*Requirement*.
Report back each line of the records that contains the string "első".

----- Given data -----

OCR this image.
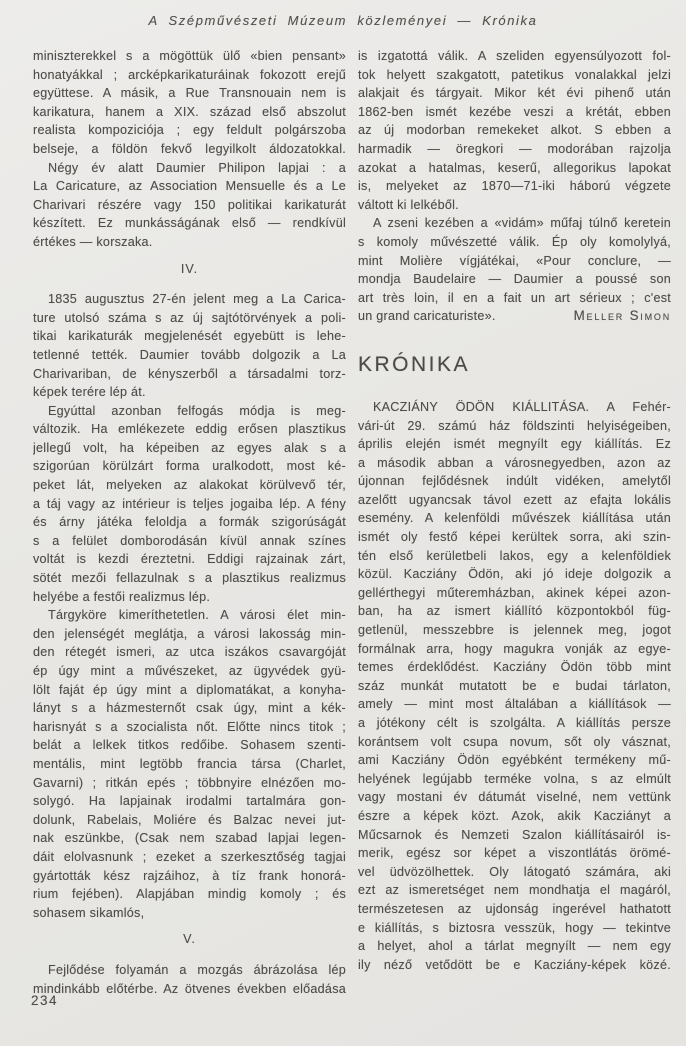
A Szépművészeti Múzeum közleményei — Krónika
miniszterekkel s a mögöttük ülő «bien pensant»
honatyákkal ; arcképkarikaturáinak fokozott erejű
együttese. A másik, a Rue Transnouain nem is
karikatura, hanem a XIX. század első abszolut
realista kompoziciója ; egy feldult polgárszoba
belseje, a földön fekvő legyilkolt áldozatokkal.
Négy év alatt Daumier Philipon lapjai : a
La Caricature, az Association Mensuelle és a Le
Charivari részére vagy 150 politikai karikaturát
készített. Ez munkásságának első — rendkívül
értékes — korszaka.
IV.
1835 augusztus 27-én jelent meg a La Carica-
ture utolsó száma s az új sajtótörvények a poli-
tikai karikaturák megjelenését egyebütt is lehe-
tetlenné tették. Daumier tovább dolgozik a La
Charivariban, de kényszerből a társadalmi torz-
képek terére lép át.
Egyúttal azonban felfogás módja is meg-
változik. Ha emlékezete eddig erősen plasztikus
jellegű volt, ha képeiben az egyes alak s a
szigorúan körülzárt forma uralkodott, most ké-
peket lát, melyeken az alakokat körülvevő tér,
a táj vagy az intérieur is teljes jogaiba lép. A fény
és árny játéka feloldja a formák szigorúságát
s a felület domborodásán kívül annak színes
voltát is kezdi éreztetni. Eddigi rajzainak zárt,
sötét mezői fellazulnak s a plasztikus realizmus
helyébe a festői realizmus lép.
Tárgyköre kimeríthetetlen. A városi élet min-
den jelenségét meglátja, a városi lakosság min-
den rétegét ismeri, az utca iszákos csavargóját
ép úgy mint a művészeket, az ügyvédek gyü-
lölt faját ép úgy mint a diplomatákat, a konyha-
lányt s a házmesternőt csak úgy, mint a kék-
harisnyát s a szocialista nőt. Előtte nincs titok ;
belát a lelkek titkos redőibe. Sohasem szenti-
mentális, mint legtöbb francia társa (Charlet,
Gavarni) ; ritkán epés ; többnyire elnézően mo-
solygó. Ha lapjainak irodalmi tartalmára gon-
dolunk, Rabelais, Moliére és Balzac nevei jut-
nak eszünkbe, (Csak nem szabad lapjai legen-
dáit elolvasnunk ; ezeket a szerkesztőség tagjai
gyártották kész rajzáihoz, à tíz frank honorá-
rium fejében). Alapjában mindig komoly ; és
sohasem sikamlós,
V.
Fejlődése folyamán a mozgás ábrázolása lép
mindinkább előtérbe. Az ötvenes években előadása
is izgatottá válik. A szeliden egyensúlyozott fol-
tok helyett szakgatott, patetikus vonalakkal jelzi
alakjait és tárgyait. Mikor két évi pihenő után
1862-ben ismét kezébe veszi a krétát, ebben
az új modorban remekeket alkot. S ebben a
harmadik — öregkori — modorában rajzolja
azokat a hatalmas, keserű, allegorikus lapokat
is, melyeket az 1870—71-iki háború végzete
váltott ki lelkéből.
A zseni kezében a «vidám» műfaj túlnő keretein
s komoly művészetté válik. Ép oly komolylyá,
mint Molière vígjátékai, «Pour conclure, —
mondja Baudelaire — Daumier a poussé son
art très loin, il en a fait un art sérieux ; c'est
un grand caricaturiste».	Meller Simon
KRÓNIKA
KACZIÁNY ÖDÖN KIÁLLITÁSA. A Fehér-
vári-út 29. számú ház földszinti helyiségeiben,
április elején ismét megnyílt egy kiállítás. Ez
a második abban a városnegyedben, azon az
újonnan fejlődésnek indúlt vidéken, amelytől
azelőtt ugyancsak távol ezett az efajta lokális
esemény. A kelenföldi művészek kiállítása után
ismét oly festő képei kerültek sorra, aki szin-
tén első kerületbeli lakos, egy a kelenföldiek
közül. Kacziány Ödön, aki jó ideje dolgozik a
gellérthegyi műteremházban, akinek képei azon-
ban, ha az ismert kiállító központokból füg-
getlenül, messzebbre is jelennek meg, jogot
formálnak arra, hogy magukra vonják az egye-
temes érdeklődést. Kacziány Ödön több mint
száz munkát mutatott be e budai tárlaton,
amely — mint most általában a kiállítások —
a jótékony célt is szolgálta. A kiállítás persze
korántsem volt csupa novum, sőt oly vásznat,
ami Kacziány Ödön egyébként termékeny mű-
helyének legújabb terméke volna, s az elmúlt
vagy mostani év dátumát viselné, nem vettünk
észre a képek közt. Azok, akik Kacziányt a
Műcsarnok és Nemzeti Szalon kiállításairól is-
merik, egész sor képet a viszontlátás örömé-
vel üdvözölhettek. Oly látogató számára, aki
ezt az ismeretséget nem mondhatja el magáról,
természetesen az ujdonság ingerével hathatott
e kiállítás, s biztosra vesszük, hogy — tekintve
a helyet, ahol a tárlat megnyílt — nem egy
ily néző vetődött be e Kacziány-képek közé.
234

-----
----- Given data -----

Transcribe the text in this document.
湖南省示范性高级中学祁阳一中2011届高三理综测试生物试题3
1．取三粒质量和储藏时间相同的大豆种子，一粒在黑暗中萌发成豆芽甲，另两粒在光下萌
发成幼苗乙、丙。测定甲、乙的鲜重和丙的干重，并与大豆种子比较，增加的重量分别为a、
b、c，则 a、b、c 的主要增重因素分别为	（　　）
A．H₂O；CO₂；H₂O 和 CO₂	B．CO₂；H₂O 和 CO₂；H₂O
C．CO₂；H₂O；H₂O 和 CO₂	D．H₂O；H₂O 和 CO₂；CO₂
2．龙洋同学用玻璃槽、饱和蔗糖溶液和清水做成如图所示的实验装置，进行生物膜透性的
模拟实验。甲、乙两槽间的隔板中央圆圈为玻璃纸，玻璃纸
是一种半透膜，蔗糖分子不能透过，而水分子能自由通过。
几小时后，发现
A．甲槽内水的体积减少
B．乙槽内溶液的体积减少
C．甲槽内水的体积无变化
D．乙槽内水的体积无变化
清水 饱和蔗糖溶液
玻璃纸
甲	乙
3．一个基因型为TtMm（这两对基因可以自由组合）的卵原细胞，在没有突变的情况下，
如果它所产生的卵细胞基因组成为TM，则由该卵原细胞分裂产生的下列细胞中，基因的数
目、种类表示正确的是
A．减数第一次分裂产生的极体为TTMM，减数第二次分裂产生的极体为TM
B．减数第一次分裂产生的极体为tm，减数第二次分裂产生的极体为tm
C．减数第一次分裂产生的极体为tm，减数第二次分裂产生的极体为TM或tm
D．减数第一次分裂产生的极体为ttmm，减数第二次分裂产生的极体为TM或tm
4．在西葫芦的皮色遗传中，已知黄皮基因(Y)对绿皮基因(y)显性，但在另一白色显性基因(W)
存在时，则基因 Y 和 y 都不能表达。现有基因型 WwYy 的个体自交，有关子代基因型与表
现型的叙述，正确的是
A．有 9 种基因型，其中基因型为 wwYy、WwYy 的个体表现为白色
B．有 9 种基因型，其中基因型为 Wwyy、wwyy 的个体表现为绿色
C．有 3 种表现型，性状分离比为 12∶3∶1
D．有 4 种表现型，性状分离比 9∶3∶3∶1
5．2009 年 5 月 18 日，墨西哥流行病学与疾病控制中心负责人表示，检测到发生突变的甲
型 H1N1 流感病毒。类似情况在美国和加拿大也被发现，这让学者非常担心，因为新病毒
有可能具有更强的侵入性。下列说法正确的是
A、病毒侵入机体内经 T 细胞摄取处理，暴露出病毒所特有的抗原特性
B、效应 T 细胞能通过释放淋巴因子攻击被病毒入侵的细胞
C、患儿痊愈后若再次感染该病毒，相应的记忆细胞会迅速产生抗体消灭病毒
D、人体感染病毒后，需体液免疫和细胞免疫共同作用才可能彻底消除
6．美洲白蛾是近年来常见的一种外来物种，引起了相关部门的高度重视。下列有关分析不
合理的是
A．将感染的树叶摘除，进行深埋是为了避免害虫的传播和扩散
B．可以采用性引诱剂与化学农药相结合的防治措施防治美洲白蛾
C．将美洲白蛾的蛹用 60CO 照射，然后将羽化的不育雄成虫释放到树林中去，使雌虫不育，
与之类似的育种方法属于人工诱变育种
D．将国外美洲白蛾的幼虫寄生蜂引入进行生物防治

-----

*The response*.
karikatura, hanem a XIX. század első abszolut
készített. Ez munkásságának első — rendkívül
tén első kerületbeli lakos, egy a kelenföldiek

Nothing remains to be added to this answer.